## YOUR INSTRUCTIONS
Locate the string "TradeWave" throughout the material and copy every line in which it occurs.

Data entries for graphics:
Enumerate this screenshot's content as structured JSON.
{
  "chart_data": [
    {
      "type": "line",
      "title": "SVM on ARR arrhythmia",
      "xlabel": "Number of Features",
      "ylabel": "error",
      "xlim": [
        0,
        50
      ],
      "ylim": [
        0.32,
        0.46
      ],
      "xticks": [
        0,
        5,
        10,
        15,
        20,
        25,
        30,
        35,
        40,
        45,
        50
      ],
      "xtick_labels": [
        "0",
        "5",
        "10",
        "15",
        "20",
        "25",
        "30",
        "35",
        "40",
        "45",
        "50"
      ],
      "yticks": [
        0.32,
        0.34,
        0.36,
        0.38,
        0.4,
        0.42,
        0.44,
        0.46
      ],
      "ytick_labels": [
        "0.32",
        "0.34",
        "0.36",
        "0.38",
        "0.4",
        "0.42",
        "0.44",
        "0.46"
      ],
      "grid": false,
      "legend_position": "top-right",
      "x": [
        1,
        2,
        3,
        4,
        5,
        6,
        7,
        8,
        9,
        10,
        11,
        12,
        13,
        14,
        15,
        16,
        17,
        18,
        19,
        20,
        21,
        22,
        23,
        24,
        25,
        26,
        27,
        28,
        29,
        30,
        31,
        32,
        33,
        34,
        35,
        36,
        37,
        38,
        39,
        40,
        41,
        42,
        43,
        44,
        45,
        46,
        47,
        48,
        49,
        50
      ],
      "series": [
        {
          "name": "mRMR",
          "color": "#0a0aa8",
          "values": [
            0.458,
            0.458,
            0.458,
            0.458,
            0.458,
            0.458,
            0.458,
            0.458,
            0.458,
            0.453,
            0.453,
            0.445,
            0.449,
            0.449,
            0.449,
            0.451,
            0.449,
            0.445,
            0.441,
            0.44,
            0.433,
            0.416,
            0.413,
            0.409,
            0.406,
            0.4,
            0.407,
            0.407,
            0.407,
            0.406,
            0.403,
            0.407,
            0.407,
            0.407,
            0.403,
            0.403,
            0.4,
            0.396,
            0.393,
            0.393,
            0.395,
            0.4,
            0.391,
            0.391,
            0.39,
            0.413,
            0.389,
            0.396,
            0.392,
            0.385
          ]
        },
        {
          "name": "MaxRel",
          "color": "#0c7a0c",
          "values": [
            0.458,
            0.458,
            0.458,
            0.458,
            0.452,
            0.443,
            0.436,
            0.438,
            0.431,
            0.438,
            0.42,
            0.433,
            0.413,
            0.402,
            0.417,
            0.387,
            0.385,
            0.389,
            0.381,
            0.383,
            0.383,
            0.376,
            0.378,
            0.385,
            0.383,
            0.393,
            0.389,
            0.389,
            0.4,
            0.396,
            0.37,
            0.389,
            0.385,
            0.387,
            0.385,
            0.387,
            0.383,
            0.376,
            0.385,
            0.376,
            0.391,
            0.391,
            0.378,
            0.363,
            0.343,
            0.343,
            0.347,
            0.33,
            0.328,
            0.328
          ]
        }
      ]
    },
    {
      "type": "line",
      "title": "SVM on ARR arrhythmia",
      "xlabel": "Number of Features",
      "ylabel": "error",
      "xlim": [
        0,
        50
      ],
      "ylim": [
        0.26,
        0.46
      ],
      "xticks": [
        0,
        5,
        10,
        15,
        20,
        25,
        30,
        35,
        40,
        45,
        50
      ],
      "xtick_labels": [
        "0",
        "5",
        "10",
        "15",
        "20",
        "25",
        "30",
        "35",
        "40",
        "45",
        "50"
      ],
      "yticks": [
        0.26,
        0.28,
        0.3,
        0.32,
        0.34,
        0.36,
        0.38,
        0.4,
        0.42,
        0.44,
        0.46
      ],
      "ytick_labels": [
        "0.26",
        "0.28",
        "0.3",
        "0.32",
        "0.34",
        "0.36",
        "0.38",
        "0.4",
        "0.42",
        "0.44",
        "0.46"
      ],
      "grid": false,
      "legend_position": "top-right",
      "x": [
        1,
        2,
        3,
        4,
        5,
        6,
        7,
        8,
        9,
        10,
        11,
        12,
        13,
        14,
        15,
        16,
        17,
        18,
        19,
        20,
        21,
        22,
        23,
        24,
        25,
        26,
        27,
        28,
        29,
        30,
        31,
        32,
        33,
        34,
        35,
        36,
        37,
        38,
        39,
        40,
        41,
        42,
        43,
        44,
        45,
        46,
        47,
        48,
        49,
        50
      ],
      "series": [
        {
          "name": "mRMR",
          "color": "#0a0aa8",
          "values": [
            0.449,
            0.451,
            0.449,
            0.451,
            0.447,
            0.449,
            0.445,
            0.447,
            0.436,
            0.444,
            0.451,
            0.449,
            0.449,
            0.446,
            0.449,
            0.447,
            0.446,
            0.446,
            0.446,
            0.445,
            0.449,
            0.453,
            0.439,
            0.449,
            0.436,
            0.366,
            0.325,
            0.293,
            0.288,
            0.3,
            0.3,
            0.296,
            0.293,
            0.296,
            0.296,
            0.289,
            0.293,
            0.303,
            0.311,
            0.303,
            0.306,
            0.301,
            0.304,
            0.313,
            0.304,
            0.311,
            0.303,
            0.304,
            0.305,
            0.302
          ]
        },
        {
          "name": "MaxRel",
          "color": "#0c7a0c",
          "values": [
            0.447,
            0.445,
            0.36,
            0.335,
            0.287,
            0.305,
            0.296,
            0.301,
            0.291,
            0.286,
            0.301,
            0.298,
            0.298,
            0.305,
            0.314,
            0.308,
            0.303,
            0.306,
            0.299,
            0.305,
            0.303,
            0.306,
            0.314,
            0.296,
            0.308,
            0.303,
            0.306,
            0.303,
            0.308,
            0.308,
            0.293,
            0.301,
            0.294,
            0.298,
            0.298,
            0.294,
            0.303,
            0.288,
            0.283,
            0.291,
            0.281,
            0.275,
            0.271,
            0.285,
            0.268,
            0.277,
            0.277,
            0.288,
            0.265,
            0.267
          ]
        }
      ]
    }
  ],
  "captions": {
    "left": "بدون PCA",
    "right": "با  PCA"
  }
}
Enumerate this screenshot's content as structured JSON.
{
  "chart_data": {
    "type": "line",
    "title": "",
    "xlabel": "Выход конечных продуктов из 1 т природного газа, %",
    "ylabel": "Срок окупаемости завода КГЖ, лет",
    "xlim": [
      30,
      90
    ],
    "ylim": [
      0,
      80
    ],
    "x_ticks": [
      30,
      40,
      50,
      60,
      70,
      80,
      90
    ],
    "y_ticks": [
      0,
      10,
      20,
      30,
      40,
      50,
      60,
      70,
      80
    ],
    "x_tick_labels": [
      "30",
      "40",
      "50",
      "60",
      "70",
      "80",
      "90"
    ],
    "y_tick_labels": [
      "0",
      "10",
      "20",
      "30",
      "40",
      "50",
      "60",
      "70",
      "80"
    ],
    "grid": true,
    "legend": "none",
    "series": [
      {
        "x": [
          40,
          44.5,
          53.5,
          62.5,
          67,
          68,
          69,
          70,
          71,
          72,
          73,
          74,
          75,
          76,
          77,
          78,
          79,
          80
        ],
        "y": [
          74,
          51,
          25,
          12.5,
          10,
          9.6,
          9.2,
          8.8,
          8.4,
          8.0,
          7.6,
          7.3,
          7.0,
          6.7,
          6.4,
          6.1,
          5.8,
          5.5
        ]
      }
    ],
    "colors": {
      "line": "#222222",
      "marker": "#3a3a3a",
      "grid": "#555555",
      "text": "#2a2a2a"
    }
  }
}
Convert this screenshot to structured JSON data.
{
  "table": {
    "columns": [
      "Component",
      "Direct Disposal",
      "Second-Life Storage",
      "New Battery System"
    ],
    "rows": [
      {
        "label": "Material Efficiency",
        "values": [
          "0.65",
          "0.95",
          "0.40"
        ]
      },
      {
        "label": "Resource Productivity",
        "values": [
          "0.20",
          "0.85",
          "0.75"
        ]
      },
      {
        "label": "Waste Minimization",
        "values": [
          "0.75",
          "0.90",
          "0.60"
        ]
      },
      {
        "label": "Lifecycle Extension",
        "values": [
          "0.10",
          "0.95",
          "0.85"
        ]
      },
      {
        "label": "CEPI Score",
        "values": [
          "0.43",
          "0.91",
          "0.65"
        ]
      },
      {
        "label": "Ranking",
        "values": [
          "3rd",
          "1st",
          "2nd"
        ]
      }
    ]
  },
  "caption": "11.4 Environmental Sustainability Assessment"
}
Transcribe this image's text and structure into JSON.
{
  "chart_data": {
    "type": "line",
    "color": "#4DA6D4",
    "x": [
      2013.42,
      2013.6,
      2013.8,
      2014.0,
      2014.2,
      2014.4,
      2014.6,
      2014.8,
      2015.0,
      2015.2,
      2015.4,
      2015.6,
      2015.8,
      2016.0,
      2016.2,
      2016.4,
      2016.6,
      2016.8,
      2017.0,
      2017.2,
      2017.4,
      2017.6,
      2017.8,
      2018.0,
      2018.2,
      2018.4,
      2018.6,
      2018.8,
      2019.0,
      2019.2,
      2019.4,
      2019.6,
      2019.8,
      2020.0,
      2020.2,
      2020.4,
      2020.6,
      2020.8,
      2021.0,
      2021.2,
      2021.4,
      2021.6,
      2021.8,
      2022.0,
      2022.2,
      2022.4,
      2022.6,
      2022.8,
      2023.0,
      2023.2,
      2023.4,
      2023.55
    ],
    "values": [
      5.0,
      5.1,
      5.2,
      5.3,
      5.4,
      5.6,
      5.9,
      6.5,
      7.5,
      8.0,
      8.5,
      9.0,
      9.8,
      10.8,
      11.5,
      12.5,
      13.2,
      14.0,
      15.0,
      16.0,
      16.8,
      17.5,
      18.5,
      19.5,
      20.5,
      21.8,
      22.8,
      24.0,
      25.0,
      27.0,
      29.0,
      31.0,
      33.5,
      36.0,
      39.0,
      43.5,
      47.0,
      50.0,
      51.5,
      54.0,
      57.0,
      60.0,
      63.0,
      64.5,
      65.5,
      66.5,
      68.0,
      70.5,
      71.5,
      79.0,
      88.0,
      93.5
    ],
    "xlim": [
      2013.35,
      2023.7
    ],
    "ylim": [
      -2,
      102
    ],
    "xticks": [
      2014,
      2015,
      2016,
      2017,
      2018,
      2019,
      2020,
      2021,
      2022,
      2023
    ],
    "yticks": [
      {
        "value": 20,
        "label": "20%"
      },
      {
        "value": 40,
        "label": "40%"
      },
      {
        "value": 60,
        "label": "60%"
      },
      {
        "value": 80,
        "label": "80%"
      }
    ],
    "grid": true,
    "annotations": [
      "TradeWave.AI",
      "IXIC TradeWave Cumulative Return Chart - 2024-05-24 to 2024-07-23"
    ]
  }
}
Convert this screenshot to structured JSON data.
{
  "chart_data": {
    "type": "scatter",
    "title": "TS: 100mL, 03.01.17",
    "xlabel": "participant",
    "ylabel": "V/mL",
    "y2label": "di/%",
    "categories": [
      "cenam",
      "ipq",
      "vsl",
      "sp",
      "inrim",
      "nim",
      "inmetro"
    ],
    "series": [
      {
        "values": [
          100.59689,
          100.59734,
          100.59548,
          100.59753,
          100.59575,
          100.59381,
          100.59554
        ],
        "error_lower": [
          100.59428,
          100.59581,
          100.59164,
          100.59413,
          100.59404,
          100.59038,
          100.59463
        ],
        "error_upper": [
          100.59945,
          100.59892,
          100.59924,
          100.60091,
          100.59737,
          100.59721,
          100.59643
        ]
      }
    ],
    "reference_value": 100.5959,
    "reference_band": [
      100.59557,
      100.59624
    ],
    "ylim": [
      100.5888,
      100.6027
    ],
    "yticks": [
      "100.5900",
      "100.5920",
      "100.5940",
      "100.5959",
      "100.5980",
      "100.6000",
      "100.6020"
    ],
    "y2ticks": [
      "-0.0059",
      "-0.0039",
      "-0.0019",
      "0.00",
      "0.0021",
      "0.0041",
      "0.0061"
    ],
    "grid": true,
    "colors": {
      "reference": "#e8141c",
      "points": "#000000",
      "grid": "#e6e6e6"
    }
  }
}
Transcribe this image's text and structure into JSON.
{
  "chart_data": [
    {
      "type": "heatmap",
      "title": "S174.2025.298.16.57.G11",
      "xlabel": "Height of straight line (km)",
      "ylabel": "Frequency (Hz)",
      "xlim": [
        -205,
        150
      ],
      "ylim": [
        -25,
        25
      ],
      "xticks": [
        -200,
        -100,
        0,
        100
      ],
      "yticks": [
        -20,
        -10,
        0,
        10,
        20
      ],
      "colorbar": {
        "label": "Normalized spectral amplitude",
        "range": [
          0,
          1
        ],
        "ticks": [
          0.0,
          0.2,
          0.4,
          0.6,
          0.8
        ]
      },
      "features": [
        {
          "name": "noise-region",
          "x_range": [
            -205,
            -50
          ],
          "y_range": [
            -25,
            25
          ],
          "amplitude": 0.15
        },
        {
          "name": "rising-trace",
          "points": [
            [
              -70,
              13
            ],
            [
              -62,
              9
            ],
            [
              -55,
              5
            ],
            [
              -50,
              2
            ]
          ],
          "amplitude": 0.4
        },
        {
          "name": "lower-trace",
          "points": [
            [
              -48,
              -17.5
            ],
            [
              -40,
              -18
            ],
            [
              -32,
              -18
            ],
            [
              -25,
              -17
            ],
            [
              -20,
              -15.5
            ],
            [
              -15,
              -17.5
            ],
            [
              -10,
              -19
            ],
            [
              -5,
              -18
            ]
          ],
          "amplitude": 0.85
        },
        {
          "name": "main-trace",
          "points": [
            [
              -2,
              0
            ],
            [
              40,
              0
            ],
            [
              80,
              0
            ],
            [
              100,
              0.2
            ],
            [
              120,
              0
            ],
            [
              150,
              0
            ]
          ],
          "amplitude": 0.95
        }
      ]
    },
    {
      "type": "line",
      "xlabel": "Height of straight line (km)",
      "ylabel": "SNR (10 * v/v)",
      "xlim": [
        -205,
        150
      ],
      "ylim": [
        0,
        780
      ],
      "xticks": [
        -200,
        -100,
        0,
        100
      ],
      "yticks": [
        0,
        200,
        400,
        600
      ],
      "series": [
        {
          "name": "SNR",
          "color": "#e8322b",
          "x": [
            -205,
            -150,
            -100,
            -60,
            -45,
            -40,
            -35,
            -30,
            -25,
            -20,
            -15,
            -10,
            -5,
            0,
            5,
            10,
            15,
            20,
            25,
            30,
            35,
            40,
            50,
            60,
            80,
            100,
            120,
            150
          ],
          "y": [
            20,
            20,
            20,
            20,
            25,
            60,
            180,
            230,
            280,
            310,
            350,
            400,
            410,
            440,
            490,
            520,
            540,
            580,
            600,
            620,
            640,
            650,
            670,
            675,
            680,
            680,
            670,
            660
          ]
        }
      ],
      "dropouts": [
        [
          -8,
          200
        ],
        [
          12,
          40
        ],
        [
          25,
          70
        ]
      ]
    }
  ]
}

## ANSWER FOR THE TASK
      "TradeWave.AI",
      "IXIC TradeWave Cumulative Return Chart - 2024-05-24 to 2024-07-23"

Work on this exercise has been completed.